*Objective:* Read the entries below and pull out each line with the string "dokumen".

*Extracted material:*
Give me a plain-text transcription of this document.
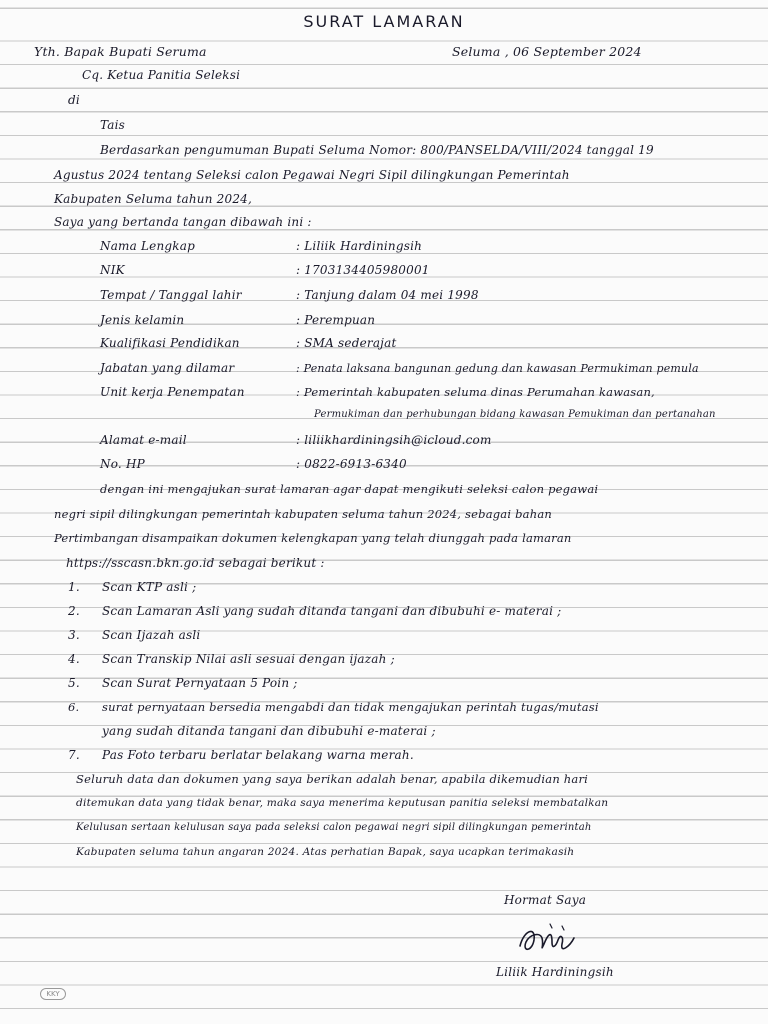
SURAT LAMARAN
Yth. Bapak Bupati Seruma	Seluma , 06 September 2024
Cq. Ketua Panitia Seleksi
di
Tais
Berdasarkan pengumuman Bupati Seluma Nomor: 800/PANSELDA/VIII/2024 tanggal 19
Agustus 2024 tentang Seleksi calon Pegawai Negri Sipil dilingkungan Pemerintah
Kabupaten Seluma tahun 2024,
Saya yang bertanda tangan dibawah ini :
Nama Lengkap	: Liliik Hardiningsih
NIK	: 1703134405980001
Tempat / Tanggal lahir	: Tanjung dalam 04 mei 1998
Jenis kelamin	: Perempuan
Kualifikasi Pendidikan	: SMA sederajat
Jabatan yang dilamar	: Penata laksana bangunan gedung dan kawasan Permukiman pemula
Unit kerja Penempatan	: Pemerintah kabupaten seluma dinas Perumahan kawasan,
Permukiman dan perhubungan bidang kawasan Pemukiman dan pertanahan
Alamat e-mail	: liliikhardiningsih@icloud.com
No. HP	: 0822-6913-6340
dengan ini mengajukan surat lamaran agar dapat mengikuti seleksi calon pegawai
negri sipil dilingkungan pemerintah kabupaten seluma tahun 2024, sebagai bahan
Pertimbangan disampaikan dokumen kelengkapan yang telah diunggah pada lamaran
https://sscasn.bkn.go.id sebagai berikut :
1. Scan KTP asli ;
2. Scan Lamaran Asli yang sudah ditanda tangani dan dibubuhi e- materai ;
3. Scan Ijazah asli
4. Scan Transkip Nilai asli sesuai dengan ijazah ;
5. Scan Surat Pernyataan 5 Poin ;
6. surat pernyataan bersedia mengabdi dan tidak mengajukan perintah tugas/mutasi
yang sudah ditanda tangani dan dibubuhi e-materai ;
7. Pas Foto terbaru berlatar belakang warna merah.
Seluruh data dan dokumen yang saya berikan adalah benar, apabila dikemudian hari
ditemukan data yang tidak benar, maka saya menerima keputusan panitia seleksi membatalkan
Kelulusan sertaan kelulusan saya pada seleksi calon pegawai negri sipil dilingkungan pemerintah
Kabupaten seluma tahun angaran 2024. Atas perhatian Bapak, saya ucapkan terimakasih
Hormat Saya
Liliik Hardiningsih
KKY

*Right answer:*
Pertimbangan disampaikan dokumen kelengkapan yang telah diunggah pada lamaran
Seluruh data dan dokumen yang saya berikan adalah benar, apabila dikemudian hari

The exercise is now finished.